Task requirements — Transcribe every entry word for word, leaving out all images.

== Input for this task

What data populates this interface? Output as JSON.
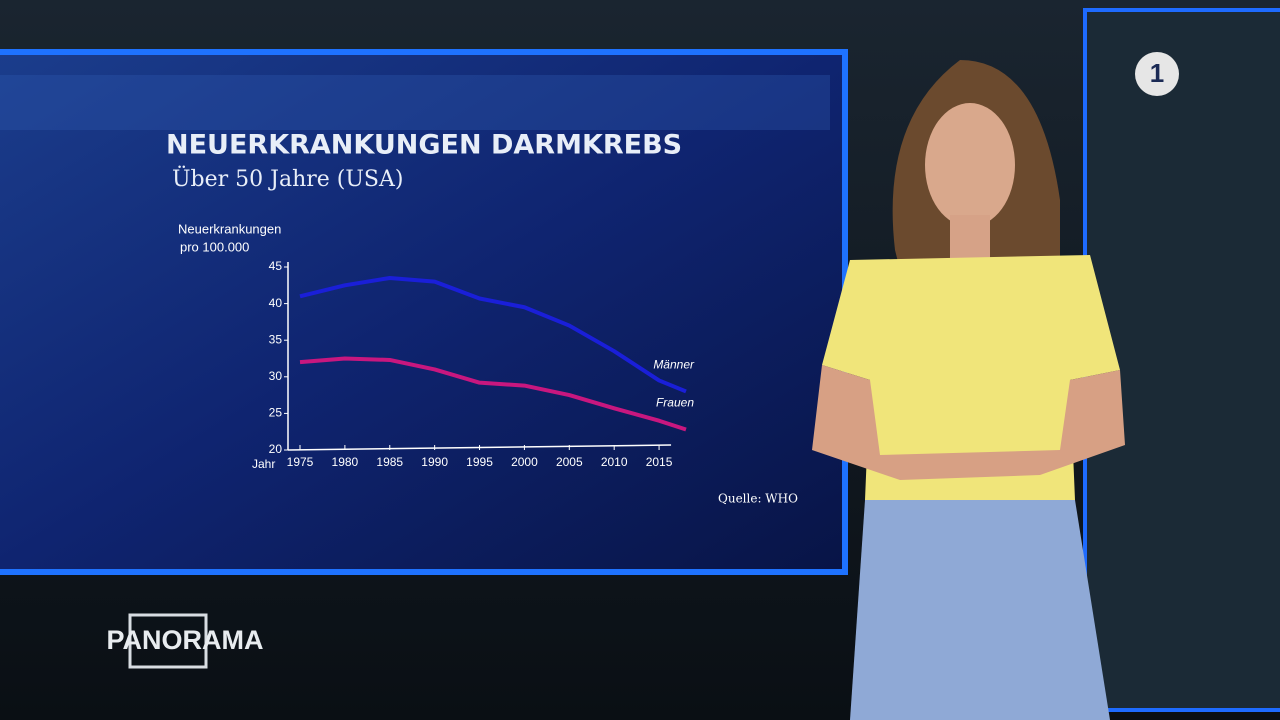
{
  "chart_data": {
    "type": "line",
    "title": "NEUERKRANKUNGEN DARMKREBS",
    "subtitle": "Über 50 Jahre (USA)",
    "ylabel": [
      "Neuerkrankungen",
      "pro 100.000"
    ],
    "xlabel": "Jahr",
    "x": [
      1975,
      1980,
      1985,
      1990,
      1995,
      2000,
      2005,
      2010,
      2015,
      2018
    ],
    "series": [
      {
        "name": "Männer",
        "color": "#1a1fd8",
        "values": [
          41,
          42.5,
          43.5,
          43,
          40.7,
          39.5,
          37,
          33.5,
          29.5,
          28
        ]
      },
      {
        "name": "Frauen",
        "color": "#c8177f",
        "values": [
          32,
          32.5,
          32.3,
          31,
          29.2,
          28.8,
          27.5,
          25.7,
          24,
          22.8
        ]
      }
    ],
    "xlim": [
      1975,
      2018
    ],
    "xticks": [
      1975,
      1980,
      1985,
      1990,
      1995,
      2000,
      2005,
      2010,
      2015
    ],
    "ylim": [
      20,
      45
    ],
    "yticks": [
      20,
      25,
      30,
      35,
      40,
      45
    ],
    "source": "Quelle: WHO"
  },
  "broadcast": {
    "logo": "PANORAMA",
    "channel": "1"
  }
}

====

Completed exercise —
What data populates this interface? Output as JSON.
{
  "chart_data": {
    "type": "line",
    "title": "NEUERKRANKUNGEN DARMKREBS",
    "subtitle": "Über 50 Jahre (USA)",
    "ylabel": [
      "Neuerkrankungen",
      "pro 100.000"
    ],
    "xlabel": "Jahr",
    "x": [
      1975,
      1980,
      1985,
      1990,
      1995,
      2000,
      2005,
      2010,
      2015,
      2018
    ],
    "series": [
      {
        "name": "Männer",
        "color": "#1a1fd8",
        "values": [
          41,
          42.5,
          43.5,
          43,
          40.7,
          39.5,
          37,
          33.5,
          29.5,
          28
        ]
      },
      {
        "name": "Frauen",
        "color": "#c8177f",
        "values": [
          32,
          32.5,
          32.3,
          31,
          29.2,
          28.8,
          27.5,
          25.7,
          24,
          22.8
        ]
      }
    ],
    "xlim": [
      1975,
      2018
    ],
    "xticks": [
      1975,
      1980,
      1985,
      1990,
      1995,
      2000,
      2005,
      2010,
      2015
    ],
    "ylim": [
      20,
      45
    ],
    "yticks": [
      20,
      25,
      30,
      35,
      40,
      45
    ],
    "source": "Quelle: WHO"
  },
  "broadcast": {
    "logo": "PANORAMA",
    "channel": "1"
  }
}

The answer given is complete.